• Activity 1: In the passage on eigenfrequencies, what value was found for heave?
• Activity 2: Translate this sentence from the passage on eigenfrequencies into Spanish: "The difference is too much and I am trying to understand what causes these differences."
• Activity 3: Return the part of the passage on eigenfrequencies from "- Is it possible" up to and including "the differences are.".

To find the eigenfrequencies, I used the eigenfunction in Matlab (eig(K/M)). Resulting in:

- Surge: 0.016958 Hz

- Sway: 0.016958 Hz

- Heave: 0.43817 Hz

- Roll: 0.17516 Hz

- Pitch: 0.17523 Hz

- Yaw: 0.07994 Hz

Comparing these values with NREL/SR-500-45891, the eigenfrequencies for surge and sway differ 2.7%, heave 0.15% which I thought is a reasonable difference. The differences between my values for roll, pitch and yaw are 20%, 21% and 18%. The difference is too much and I am trying to understand what causes these differences. Therefore, I have the following questions:

- Is it possible to share the inertias and stiffness that you use at NREL? I know that this was determined with ADAMS, but I am hoping that you can give me this values, that way I can see where the differences are.

• Dataset content:

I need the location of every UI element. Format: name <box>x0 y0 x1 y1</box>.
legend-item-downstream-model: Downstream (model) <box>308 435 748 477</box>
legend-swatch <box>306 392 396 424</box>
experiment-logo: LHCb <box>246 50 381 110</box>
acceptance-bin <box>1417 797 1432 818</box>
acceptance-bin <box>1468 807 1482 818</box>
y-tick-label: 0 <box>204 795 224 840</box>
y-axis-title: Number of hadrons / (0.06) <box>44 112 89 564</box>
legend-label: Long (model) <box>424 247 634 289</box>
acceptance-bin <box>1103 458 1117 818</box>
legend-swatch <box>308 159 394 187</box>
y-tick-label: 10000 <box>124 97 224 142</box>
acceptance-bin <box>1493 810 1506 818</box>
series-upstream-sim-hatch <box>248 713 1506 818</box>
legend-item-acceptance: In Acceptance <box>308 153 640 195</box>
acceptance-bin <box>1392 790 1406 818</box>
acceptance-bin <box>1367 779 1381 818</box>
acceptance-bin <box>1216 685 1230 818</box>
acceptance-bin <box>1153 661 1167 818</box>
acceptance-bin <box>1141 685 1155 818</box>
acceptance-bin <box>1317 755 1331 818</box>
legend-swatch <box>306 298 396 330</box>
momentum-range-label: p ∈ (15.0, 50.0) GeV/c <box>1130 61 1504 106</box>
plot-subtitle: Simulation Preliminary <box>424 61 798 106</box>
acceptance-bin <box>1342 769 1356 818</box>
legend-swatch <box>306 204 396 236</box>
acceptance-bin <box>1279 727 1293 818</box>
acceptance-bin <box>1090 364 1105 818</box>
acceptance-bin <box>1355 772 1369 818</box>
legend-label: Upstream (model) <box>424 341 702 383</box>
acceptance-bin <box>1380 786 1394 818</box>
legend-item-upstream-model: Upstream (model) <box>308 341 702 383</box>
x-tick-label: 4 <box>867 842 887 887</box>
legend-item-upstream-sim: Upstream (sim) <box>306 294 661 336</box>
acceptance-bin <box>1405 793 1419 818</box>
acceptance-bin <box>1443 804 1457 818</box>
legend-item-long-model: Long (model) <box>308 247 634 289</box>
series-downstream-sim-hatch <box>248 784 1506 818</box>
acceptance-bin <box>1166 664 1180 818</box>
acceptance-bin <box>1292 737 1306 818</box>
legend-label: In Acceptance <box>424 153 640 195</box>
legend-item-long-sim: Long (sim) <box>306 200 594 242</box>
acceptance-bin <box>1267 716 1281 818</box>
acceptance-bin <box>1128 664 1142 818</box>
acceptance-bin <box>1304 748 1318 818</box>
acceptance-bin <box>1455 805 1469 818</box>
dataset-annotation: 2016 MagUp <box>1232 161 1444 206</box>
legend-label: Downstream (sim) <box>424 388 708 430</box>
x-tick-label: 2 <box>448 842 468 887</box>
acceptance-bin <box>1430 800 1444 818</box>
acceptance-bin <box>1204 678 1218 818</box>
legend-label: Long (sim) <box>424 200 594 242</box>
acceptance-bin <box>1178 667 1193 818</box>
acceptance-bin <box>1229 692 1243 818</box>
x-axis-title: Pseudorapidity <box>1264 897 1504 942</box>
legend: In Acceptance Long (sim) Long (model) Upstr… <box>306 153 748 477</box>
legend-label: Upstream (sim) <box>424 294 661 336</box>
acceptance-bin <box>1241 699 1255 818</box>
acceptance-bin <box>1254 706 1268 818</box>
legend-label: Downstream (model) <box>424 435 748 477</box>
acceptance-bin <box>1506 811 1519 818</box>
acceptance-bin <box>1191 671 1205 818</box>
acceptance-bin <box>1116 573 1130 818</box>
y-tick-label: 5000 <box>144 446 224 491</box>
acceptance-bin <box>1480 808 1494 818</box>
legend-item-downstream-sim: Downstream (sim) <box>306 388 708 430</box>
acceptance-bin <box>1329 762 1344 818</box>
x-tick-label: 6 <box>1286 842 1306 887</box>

• Answer space 1: 0.43817 Hz

• Answer space 2: La diferencia es demasiado grande y estoy intentando entender qué causa estas diferencias.

• Answer space 3:
- Is it possible to share the inertias and stiffness that you use at NREL? I know that this was determined with ADAMS, but I am hoping that you can give me this values, that way I can see where the differences are.